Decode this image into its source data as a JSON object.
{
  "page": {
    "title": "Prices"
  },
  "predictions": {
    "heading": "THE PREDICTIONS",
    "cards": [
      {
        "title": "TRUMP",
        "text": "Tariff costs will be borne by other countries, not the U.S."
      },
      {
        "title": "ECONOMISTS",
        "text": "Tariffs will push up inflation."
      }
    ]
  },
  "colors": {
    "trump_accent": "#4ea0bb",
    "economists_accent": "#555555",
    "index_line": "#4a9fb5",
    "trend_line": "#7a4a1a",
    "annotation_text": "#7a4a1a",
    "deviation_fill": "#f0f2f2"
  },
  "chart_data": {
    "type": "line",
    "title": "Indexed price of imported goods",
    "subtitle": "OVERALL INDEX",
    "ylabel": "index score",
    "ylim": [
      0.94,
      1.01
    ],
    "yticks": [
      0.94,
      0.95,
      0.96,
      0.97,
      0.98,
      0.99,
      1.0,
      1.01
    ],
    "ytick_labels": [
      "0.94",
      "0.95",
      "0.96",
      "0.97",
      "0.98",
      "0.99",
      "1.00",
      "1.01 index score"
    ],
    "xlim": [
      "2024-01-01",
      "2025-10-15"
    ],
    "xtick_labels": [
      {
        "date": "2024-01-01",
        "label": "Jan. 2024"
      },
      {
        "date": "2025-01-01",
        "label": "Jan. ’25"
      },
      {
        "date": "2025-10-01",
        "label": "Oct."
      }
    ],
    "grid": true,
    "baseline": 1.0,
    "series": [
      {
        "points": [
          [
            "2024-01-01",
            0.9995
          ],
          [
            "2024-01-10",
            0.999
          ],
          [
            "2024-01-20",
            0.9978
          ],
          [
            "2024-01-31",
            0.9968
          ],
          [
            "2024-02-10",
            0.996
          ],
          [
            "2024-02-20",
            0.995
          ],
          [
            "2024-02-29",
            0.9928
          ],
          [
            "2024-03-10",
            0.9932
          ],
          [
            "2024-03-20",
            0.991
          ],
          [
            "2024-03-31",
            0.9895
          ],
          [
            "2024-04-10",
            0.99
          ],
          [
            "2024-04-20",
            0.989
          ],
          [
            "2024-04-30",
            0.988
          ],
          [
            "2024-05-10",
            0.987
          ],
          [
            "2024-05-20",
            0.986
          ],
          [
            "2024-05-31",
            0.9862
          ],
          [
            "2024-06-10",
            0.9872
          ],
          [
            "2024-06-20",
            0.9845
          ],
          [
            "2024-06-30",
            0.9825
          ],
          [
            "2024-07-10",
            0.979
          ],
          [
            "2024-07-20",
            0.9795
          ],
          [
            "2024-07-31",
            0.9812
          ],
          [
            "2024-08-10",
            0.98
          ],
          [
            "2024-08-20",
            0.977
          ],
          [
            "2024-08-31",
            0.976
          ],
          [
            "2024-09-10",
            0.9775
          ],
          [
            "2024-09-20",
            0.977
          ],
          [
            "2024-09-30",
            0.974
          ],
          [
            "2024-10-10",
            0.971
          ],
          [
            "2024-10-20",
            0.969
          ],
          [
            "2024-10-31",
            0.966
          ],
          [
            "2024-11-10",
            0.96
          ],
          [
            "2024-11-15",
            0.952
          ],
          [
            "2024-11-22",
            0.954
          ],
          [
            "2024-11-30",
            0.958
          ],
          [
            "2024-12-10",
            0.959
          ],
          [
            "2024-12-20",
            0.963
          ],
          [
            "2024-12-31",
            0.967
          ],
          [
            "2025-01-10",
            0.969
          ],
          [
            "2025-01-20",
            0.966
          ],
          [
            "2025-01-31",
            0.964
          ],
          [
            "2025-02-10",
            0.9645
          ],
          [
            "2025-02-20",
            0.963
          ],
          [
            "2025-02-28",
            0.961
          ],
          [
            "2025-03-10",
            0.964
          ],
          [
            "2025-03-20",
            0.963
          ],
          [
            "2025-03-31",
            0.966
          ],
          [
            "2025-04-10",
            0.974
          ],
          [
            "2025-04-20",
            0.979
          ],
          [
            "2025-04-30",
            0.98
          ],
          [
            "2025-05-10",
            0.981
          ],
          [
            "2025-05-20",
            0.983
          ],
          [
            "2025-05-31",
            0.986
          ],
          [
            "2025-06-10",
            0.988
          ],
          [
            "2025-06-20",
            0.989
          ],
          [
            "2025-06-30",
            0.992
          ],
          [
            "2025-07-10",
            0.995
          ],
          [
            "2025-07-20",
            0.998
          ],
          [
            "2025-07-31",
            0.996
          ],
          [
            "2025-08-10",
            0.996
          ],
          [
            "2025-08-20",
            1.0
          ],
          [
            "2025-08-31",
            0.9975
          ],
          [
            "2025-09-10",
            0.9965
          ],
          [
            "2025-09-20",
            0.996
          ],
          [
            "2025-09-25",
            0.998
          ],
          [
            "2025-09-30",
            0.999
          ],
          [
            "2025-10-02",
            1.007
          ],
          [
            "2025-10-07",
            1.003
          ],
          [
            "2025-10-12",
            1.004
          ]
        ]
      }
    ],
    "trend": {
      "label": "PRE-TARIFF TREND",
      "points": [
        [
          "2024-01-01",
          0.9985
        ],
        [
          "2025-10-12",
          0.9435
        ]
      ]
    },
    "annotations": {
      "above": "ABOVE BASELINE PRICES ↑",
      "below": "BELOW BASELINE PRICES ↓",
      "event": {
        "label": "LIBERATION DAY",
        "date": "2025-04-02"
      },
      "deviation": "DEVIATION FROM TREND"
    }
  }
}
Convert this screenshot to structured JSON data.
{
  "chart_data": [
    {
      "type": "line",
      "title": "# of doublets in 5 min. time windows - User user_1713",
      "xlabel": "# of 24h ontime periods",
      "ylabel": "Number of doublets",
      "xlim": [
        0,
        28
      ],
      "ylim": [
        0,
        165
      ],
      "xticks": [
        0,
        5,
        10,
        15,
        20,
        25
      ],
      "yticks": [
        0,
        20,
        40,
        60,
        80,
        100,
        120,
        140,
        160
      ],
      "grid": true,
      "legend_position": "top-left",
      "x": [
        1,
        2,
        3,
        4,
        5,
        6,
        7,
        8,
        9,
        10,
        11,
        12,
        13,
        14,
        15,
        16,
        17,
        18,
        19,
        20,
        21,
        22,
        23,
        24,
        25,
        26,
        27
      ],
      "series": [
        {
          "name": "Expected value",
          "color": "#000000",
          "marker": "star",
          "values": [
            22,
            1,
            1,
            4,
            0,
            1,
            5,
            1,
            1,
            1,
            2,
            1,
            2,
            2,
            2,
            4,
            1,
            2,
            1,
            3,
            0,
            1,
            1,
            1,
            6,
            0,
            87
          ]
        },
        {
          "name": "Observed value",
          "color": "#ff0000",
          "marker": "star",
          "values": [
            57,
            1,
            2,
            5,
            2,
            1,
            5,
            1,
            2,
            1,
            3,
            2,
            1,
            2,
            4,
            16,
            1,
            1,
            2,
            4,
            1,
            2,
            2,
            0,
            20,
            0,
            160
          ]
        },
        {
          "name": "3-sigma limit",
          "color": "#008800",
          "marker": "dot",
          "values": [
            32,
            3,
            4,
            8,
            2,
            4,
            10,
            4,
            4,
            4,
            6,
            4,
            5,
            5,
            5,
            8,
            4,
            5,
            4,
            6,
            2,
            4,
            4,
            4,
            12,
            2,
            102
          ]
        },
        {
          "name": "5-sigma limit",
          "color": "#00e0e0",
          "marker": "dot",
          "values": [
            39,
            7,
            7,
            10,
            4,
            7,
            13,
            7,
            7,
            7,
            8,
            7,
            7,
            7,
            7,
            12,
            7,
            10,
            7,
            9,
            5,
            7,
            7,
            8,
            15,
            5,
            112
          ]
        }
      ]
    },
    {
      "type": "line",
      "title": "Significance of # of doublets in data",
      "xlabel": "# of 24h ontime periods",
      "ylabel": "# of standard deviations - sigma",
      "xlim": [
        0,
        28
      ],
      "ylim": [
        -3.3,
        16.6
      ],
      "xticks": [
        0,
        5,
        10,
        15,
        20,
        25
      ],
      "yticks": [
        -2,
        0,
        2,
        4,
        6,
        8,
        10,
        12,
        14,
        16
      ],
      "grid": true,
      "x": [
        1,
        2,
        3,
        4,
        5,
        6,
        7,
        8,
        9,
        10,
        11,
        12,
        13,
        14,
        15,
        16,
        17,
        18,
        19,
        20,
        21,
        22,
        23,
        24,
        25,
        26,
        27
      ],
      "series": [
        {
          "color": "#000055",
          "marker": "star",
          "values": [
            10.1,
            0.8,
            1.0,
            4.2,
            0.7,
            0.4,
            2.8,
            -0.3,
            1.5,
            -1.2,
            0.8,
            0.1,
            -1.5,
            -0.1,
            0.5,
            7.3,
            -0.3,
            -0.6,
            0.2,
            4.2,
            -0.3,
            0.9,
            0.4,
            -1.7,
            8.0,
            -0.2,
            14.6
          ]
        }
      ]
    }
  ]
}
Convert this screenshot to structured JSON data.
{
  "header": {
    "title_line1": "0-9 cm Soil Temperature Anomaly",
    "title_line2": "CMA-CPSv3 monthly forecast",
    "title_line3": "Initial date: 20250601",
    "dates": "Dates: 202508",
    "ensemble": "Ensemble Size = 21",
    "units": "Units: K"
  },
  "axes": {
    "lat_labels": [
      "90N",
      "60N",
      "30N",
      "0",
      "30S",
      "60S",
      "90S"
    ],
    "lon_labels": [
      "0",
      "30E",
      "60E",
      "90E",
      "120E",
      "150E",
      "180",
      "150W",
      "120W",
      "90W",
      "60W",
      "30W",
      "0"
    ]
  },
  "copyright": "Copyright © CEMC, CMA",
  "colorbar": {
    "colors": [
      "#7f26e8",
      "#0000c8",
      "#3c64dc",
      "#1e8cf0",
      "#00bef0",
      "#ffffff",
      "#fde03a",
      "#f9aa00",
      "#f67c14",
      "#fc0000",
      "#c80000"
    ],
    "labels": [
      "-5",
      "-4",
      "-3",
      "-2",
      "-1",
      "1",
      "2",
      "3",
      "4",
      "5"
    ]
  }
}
--*--
== Aim of the exercise ==
Search the data above for the string "name" and return every line that has it.

== Answer for this exercise ==
          "name": "Expected value",
          "name": "Observed value",
          "name": "3-sigma limit",
          "name": "5-sigma limit",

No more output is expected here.